Stated exercise:
Locate each line containing the string "having" and copy it out.
BEGIN Extracted material
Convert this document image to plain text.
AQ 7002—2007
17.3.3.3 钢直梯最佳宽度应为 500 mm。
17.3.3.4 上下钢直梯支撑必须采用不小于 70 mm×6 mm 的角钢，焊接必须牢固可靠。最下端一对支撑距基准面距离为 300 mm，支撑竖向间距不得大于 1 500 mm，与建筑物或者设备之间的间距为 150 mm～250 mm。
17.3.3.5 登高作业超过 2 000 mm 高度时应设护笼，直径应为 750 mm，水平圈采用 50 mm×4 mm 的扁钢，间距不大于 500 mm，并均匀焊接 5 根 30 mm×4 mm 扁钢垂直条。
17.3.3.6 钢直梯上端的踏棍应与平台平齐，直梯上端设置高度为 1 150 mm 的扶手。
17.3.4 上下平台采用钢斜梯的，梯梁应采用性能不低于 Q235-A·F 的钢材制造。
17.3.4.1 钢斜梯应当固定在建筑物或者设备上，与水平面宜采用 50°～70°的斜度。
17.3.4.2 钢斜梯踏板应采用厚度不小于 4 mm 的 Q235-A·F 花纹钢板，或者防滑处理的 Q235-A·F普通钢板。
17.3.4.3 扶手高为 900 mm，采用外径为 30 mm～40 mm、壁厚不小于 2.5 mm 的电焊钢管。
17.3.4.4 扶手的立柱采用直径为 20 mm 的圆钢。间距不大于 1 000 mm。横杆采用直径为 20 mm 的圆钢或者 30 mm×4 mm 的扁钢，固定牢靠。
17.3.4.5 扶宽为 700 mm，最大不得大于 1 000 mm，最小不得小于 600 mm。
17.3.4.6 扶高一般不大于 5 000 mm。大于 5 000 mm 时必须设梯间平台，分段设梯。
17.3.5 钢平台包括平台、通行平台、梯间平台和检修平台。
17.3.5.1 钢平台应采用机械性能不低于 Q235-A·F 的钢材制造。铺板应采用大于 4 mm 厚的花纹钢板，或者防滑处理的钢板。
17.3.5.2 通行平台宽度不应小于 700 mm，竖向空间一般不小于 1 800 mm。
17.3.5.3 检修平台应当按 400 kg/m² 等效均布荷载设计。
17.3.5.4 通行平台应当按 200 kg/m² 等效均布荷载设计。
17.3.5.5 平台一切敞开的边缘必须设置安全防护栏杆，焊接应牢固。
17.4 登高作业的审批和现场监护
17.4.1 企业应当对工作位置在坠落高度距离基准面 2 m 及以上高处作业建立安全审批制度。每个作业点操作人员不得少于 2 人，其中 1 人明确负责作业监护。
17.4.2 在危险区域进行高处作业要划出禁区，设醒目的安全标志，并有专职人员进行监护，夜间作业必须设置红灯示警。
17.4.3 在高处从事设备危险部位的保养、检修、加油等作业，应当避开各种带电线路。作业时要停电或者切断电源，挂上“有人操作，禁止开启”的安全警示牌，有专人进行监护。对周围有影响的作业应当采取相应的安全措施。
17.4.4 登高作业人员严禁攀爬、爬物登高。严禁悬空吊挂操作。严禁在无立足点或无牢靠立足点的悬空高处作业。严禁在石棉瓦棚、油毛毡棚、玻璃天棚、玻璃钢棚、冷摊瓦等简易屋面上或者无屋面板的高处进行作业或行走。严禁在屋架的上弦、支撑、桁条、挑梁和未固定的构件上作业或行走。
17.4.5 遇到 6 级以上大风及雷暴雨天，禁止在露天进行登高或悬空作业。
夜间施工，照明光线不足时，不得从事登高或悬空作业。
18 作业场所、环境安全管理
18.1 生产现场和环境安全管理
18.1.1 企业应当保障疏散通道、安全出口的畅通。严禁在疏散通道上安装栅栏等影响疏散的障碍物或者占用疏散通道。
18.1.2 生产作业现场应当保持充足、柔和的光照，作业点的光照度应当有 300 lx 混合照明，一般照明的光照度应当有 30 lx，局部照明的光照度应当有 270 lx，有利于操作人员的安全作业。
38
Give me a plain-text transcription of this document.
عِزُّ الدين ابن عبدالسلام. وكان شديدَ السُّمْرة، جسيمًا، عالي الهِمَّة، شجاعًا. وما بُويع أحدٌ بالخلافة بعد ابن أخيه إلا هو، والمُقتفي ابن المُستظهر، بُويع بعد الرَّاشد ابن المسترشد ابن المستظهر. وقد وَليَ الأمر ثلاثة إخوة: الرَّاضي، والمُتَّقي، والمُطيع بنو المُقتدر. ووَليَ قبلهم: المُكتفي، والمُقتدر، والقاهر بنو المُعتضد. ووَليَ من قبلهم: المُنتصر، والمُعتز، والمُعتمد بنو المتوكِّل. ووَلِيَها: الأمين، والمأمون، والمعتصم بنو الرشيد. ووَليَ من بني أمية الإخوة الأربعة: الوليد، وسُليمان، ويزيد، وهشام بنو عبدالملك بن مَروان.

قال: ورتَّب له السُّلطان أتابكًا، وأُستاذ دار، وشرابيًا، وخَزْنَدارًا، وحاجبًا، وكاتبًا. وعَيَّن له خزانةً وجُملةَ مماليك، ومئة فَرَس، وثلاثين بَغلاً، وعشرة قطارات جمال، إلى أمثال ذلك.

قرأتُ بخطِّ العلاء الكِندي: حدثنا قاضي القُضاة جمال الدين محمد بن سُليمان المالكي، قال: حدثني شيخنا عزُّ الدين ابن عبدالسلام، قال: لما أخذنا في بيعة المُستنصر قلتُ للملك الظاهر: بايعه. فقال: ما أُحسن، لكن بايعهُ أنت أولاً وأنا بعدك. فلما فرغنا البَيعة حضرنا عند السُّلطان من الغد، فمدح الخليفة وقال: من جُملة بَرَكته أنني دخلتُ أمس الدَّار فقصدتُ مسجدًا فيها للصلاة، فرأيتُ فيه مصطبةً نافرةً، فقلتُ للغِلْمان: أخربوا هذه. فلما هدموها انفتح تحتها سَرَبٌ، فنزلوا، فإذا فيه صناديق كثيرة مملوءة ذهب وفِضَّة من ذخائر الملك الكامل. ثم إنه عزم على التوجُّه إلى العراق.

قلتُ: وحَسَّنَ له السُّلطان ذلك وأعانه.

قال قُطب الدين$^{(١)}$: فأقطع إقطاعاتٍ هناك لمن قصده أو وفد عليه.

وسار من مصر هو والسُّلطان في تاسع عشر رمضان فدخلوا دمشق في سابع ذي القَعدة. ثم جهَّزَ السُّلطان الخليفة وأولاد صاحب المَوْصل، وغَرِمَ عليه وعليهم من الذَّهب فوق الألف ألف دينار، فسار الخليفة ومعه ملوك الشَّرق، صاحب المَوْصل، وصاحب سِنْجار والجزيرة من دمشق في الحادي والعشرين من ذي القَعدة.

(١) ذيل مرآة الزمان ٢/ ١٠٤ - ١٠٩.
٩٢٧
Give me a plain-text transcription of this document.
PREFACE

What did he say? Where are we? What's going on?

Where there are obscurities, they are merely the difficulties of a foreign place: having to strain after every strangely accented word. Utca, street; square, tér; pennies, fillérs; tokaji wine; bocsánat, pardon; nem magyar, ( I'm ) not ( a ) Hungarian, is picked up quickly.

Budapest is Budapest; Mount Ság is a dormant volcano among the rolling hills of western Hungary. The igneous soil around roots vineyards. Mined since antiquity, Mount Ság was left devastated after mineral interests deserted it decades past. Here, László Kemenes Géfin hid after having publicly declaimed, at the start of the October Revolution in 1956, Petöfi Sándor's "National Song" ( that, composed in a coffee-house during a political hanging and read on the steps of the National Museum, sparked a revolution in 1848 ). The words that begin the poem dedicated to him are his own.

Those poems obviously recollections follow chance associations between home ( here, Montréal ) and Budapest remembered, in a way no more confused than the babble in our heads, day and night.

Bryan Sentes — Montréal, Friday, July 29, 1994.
END Extracted material
Written response:
Where there are obscurities, they are merely the difficulties of a foreign place: having to strain after every strangely accented word. Utca, street; square, tér; pennies, fillérs; tokaji wine; bocsánat, pardon; nem magyar, ( I'm ) not ( a ) Hungarian, is picked up quickly.
Budapest is Budapest; Mount Ság is a dormant volcano among the rolling hills of western Hungary. The igneous soil around roots vineyards. Mined since antiquity, Mount Ság was left devastated after mineral interests deserted it decades past. Here, László Kemenes Géfin hid after having publicly declaimed, at the start of the October Revolution in 1956, Petöfi Sándor's "National Song" ( that, composed in a coffee-house during a political hanging and read on the steps of the National Museum, sparked a revolution in 1848 ). The words that begin the poem dedicated to him are his own.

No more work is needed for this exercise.